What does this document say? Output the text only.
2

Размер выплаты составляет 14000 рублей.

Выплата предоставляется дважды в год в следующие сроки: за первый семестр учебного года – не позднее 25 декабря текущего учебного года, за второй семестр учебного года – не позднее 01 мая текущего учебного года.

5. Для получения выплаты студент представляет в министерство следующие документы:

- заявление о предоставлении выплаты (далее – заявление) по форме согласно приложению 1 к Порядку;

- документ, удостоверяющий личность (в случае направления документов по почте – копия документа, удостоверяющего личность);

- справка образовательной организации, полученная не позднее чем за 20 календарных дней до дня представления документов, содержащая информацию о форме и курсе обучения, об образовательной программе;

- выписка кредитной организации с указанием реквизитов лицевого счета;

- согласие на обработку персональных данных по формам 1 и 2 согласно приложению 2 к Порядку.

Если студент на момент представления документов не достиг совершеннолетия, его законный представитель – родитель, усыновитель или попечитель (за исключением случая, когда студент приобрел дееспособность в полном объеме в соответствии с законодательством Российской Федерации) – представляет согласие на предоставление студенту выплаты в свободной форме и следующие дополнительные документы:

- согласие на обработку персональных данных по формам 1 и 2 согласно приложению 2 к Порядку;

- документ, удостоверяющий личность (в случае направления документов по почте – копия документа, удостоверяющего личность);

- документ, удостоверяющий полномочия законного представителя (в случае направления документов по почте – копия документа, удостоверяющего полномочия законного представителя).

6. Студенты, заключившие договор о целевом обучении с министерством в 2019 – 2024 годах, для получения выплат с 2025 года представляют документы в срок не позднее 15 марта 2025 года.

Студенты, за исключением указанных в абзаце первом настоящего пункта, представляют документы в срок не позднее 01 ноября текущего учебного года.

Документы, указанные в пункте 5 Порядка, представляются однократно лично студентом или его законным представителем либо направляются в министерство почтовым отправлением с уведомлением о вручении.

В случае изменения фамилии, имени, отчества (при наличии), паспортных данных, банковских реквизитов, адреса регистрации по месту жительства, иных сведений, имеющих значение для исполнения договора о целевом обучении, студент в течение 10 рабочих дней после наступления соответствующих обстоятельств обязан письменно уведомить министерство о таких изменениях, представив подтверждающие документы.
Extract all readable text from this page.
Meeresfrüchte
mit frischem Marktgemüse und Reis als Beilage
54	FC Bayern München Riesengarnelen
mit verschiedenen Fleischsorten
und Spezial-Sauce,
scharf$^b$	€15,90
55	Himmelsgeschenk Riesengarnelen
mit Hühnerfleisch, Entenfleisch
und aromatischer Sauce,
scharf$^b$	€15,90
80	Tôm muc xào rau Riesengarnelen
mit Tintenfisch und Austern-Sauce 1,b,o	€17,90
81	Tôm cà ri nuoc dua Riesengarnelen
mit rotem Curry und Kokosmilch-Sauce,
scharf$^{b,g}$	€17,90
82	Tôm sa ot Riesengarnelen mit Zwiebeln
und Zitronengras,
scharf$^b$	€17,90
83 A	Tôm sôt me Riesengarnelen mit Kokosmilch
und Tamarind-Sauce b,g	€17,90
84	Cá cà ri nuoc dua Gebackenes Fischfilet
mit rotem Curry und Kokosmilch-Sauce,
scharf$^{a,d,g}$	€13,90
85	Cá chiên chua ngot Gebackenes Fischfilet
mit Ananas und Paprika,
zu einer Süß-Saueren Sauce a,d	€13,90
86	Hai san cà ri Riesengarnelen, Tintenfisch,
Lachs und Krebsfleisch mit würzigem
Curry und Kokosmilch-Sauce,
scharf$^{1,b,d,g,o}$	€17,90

▬▬▬

▶ [PROBLEM TO SOLVE]: Filter the records above for lines containing the word "целевом", and copy those lines.

▶ [EXPECTED OUTPUT]:
6. Студенты, заключившие договор о целевом обучении с министерством в 2019 – 2024 годах, для получения выплат с 2025 года представляют документы в срок не позднее 15 марта 2025 года.
В случае изменения фамилии, имени, отчества (при наличии), паспортных данных, банковских реквизитов, адреса регистрации по месту жительства, иных сведений, имеющих значение для исполнения договора о целевом обучении, студент в течение 10 рабочих дней после наступления соответствующих обстоятельств обязан письменно уведомить министерство о таких изменениях, представив подтверждающие документы.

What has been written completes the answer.